→ **Do this**
Below is a listing to transcribe in full and exactly; keep the pictures out.

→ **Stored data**
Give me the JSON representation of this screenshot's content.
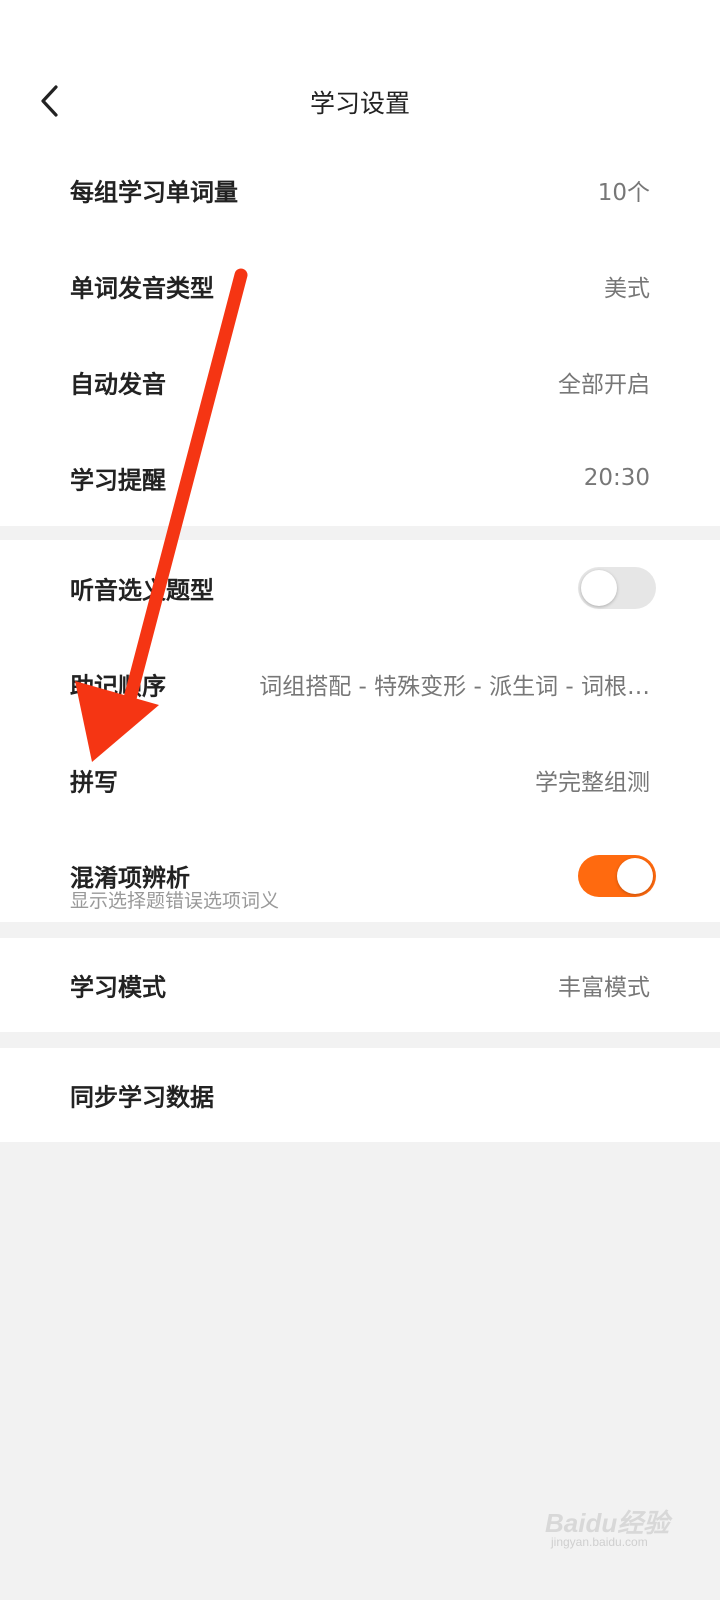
{
  "header": {
    "title": "学习设置",
    "back_icon": "chevron-left-icon"
  },
  "sections": {
    "basic": [
      {
        "label": "每组学习单词量",
        "value": "10个"
      },
      {
        "label": "单词发音类型",
        "value": "美式"
      },
      {
        "label": "自动发音",
        "value": "全部开启"
      },
      {
        "label": "学习提醒",
        "value": "20:30"
      }
    ],
    "practice": {
      "listen_choice": {
        "label": "听音选义题型",
        "toggle_on": false
      },
      "assist_order": {
        "label": "助记顺序",
        "value": "词组搭配 - 特殊变形 - 派生词 - 词根…"
      },
      "spelling": {
        "label": "拼写",
        "value": "学完整组测"
      },
      "confusion": {
        "label": "混淆项辨析",
        "sublabel": "显示选择题错误选项词义",
        "toggle_on": true
      }
    },
    "mode": {
      "label": "学习模式",
      "value": "丰富模式"
    },
    "sync": {
      "label": "同步学习数据"
    }
  },
  "colors": {
    "accent": "#ff6a0f",
    "annotation_arrow": "#f53513"
  },
  "watermark": {
    "logo": "Baidu经验",
    "sub": "jingyan.baidu.com"
  }
}
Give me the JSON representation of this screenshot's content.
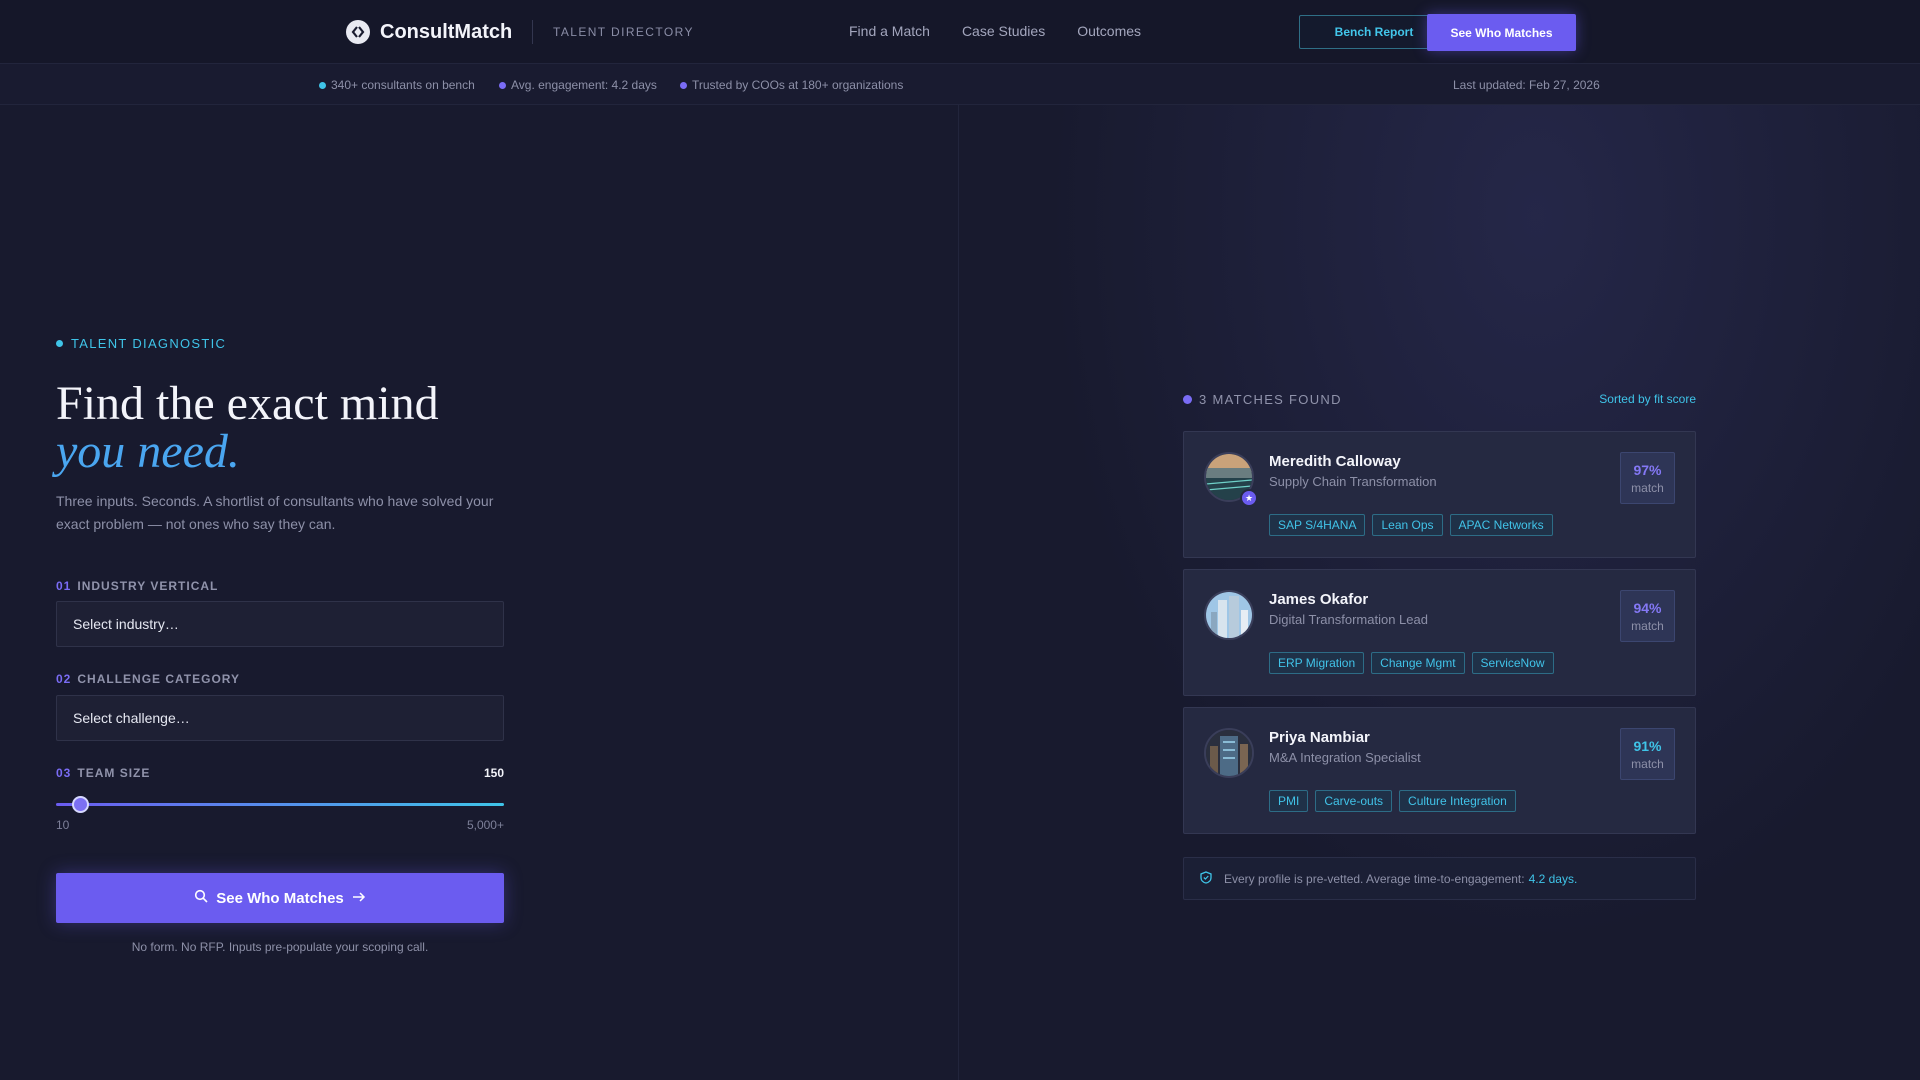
{
  "header": {
    "brand": "ConsultMatch",
    "section": "TALENT DIRECTORY",
    "nav": [
      "Find a Match",
      "Case Studies",
      "Outcomes"
    ],
    "bench_report_label": "Bench Report",
    "see_matches_label": "See Who Matches"
  },
  "stats": [
    {
      "text": "340+ consultants on bench",
      "color": "#3fc4e8"
    },
    {
      "text": "Avg. engagement: 4.2 days",
      "color": "#7a6cf5"
    },
    {
      "text": "Trusted by COOs at 180+ organizations",
      "color": "#7a6cf5"
    }
  ],
  "last_updated": "Last updated: Feb 27, 2026",
  "form": {
    "eyebrow": "TALENT DIAGNOSTIC",
    "title_line1": "Find the exact mind",
    "title_line2": "you need.",
    "subtitle": "Three inputs. Seconds. A shortlist of consultants who have solved your exact problem — not ones who say they can.",
    "industry": {
      "num": "01",
      "label": "INDUSTRY VERTICAL",
      "value": "Select industry…"
    },
    "challenge": {
      "num": "02",
      "label": "CHALLENGE CATEGORY",
      "value": "Select challenge…"
    },
    "team": {
      "num": "03",
      "label": "TEAM SIZE",
      "value": "150",
      "min": "10",
      "max": "5,000+",
      "fraction": 0.028
    },
    "cta_label": "See Who Matches",
    "cta_note": "No form. No RFP. Inputs pre-populate your scoping call."
  },
  "results": {
    "count_label": "3 MATCHES FOUND",
    "sorted_label": "Sorted by fit score",
    "match_word": "match",
    "cards": [
      {
        "name": "Meredith Calloway",
        "role": "Supply Chain Transformation",
        "score": "97%",
        "tags": [
          "SAP S/4HANA",
          "Lean Ops",
          "APAC Networks"
        ]
      },
      {
        "name": "James Okafor",
        "role": "Digital Transformation Lead",
        "score": "94%",
        "tags": [
          "ERP Migration",
          "Change Mgmt",
          "ServiceNow"
        ]
      },
      {
        "name": "Priya Nambiar",
        "role": "M&A Integration Specialist",
        "score": "91%",
        "tags": [
          "PMI",
          "Carve-outs",
          "Culture Integration"
        ]
      }
    ],
    "vetted_text": "Every profile is pre-vetted. Average time-to-engagement:",
    "vetted_highlight": "4.2 days."
  },
  "icons": {
    "logo": "logo-icon",
    "search": "search-icon",
    "arrow": "arrow-right-icon",
    "star": "star-icon",
    "shield": "shield-icon"
  },
  "colors": {
    "accent": "#6b5cf0",
    "cyan": "#3fc4e8",
    "background": "#181a2e"
  }
}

→ **Solution to this task**
Give me the JSON representation of this screenshot's content.
{
  "header": {
    "title": "学习设置",
    "back_icon": "chevron-left-icon"
  },
  "sections": {
    "basic": [
      {
        "label": "每组学习单词量",
        "value": "10个"
      },
      {
        "label": "单词发音类型",
        "value": "美式"
      },
      {
        "label": "自动发音",
        "value": "全部开启"
      },
      {
        "label": "学习提醒",
        "value": "20:30"
      }
    ],
    "practice": {
      "listen_choice": {
        "label": "听音选义题型",
        "toggle_on": false
      },
      "assist_order": {
        "label": "助记顺序",
        "value": "词组搭配 - 特殊变形 - 派生词 - 词根…"
      },
      "spelling": {
        "label": "拼写",
        "value": "学完整组测"
      },
      "confusion": {
        "label": "混淆项辨析",
        "sublabel": "显示选择题错误选项词义",
        "toggle_on": true
      }
    },
    "mode": {
      "label": "学习模式",
      "value": "丰富模式"
    },
    "sync": {
      "label": "同步学习数据"
    }
  },
  "colors": {
    "accent": "#ff6a0f",
    "annotation_arrow": "#f53513"
  },
  "watermark": {
    "logo": "Baidu经验",
    "sub": "jingyan.baidu.com"
  }
}
Give me the JSON representation of this screenshot's content.
{
  "header": {
    "brand": "ConsultMatch",
    "section": "TALENT DIRECTORY",
    "nav": [
      "Find a Match",
      "Case Studies",
      "Outcomes"
    ],
    "bench_report_label": "Bench Report",
    "see_matches_label": "See Who Matches"
  },
  "stats": [
    {
      "text": "340+ consultants on bench",
      "color": "#3fc4e8"
    },
    {
      "text": "Avg. engagement: 4.2 days",
      "color": "#7a6cf5"
    },
    {
      "text": "Trusted by COOs at 180+ organizations",
      "color": "#7a6cf5"
    }
  ],
  "last_updated": "Last updated: Feb 27, 2026",
  "form": {
    "eyebrow": "TALENT DIAGNOSTIC",
    "title_line1": "Find the exact mind",
    "title_line2": "you need.",
    "subtitle": "Three inputs. Seconds. A shortlist of consultants who have solved your exact problem — not ones who say they can.",
    "industry": {
      "num": "01",
      "label": "INDUSTRY VERTICAL",
      "value": "Select industry…"
    },
    "challenge": {
      "num": "02",
      "label": "CHALLENGE CATEGORY",
      "value": "Select challenge…"
    },
    "team": {
      "num": "03",
      "label": "TEAM SIZE",
      "value": "150",
      "min": "10",
      "max": "5,000+",
      "fraction": 0.028
    },
    "cta_label": "See Who Matches",
    "cta_note": "No form. No RFP. Inputs pre-populate your scoping call."
  },
  "results": {
    "count_label": "3 MATCHES FOUND",
    "sorted_label": "Sorted by fit score",
    "match_word": "match",
    "cards": [
      {
        "name": "Meredith Calloway",
        "role": "Supply Chain Transformation",
        "score": "97%",
        "tags": [
          "SAP S/4HANA",
          "Lean Ops",
          "APAC Networks"
        ]
      },
      {
        "name": "James Okafor",
        "role": "Digital Transformation Lead",
        "score": "94%",
        "tags": [
          "ERP Migration",
          "Change Mgmt",
          "ServiceNow"
        ]
      },
      {
        "name": "Priya Nambiar",
        "role": "M&A Integration Specialist",
        "score": "91%",
        "tags": [
          "PMI",
          "Carve-outs",
          "Culture Integration"
        ]
      }
    ],
    "vetted_text": "Every profile is pre-vetted. Average time-to-engagement:",
    "vetted_highlight": "4.2 days."
  },
  "icons": {
    "logo": "logo-icon",
    "search": "search-icon",
    "arrow": "arrow-right-icon",
    "star": "star-icon",
    "shield": "shield-icon"
  },
  "colors": {
    "accent": "#6b5cf0",
    "cyan": "#3fc4e8",
    "background": "#181a2e"
  }
}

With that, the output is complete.